*Material provided*.
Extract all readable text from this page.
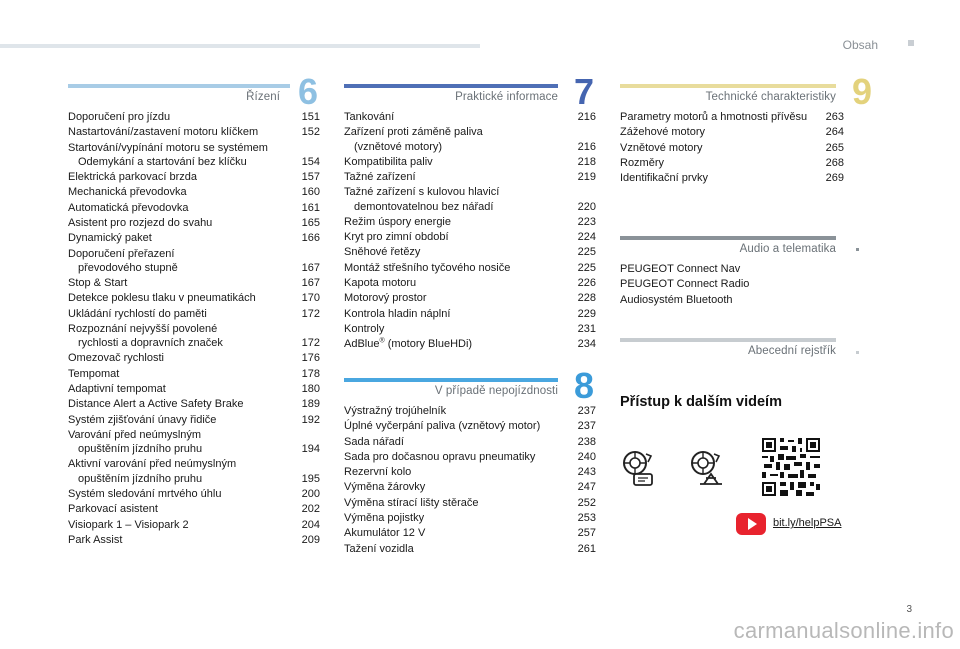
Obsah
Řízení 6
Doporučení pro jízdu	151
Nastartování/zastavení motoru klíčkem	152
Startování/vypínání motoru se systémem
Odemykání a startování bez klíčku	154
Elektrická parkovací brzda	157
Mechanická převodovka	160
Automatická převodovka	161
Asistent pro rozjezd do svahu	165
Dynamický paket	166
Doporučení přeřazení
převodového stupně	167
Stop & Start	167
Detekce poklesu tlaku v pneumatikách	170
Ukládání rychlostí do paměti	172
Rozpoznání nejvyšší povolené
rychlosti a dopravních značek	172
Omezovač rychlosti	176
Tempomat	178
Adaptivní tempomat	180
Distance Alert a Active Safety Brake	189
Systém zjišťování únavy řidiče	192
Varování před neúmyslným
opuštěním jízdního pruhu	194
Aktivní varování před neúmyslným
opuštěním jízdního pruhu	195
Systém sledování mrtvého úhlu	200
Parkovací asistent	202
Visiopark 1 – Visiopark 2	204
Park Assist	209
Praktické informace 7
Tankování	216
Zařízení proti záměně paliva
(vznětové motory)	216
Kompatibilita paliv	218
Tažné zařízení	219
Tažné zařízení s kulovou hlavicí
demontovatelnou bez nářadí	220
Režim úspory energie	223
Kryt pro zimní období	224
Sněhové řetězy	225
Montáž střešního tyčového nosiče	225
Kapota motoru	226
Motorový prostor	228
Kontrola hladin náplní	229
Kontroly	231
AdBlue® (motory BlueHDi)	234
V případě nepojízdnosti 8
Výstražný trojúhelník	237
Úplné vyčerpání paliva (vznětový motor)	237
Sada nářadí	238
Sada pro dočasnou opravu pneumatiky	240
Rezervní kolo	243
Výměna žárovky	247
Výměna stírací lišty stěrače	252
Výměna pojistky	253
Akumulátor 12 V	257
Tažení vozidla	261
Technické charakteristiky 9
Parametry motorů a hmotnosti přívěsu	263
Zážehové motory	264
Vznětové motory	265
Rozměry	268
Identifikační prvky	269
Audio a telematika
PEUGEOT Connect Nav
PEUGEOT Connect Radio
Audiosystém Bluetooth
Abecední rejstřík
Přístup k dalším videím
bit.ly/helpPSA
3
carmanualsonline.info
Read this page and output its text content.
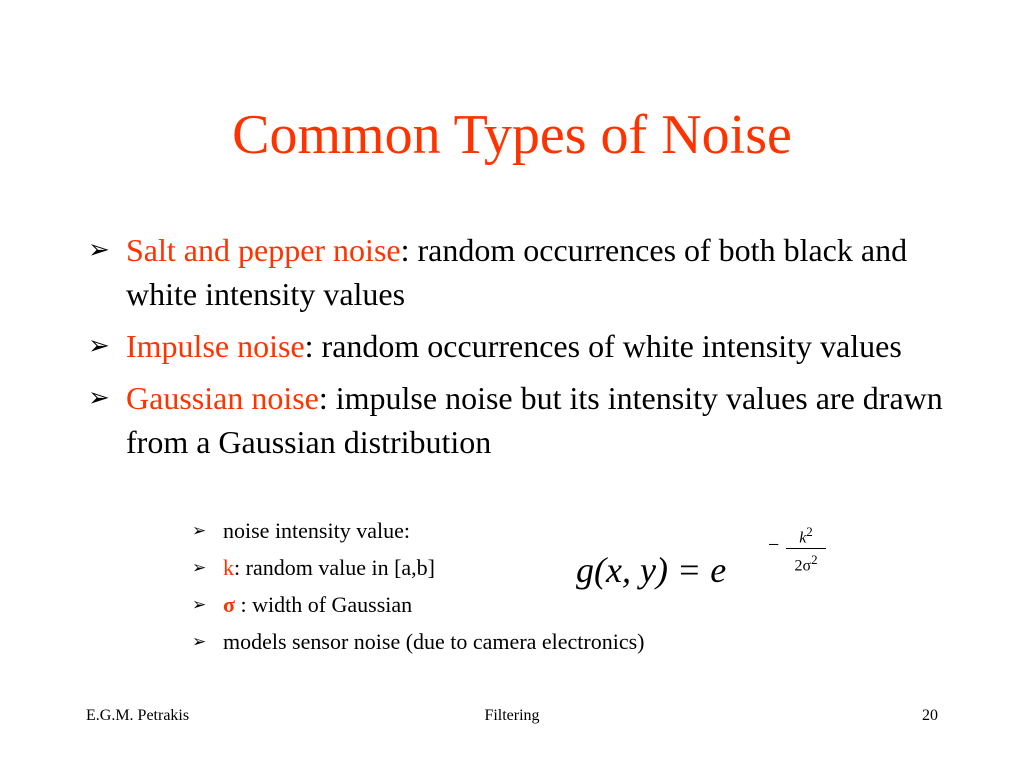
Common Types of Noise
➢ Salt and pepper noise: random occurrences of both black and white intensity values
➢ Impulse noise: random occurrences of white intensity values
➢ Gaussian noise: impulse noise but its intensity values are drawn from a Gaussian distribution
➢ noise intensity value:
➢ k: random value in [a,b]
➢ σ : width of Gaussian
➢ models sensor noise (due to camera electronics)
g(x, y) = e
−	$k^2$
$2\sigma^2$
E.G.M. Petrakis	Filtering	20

*Task to carry out*. Transcribe the full listing character for character. Pictures are excluded.

*Solved problem*.
Extract all readable text from this page.
Obsah
Řízení 6
Doporučení pro jízdu	151
Nastartování/zastavení motoru klíčkem	152
Startování/vypínání motoru se systémem
Odemykání a startování bez klíčku	154
Elektrická parkovací brzda	157
Mechanická převodovka	160
Automatická převodovka	161
Asistent pro rozjezd do svahu	165
Dynamický paket	166
Doporučení přeřazení
převodového stupně	167
Stop & Start	167
Detekce poklesu tlaku v pneumatikách	170
Ukládání rychlostí do paměti	172
Rozpoznání nejvyšší povolené
rychlosti a dopravních značek	172
Omezovač rychlosti	176
Tempomat	178
Adaptivní tempomat	180
Distance Alert a Active Safety Brake	189
Systém zjišťování únavy řidiče	192
Varování před neúmyslným
opuštěním jízdního pruhu	194
Aktivní varování před neúmyslným
opuštěním jízdního pruhu	195
Systém sledování mrtvého úhlu	200
Parkovací asistent	202
Visiopark 1 – Visiopark 2	204
Park Assist	209
Praktické informace 7
Tankování	216
Zařízení proti záměně paliva
(vznětové motory)	216
Kompatibilita paliv	218
Tažné zařízení	219
Tažné zařízení s kulovou hlavicí
demontovatelnou bez nářadí	220
Režim úspory energie	223
Kryt pro zimní období	224
Sněhové řetězy	225
Montáž střešního tyčového nosiče	225
Kapota motoru	226
Motorový prostor	228
Kontrola hladin náplní	229
Kontroly	231
AdBlue® (motory BlueHDi)	234
V případě nepojízdnosti 8
Výstražný trojúhelník	237
Úplné vyčerpání paliva (vznětový motor)	237
Sada nářadí	238
Sada pro dočasnou opravu pneumatiky	240
Rezervní kolo	243
Výměna žárovky	247
Výměna stírací lišty stěrače	252
Výměna pojistky	253
Akumulátor 12 V	257
Tažení vozidla	261
Technické charakteristiky 9
Parametry motorů a hmotnosti přívěsu	263
Zážehové motory	264
Vznětové motory	265
Rozměry	268
Identifikační prvky	269
Audio a telematika
PEUGEOT Connect Nav
PEUGEOT Connect Radio
Audiosystém Bluetooth
Abecední rejstřík
Přístup k dalším videím
bit.ly/helpPSA
3
carmanualsonline.info
Read this page and output its text content.
Common Types of Noise
➢ Salt and pepper noise: random occurrences of both black and white intensity values
➢ Impulse noise: random occurrences of white intensity values
➢ Gaussian noise: impulse noise but its intensity values are drawn from a Gaussian distribution
➢ noise intensity value:
➢ k: random value in [a,b]
➢ σ : width of Gaussian
➢ models sensor noise (due to camera electronics)
g(x, y) = e
−	$k^2$
$2\sigma^2$
E.G.M. Petrakis	Filtering	20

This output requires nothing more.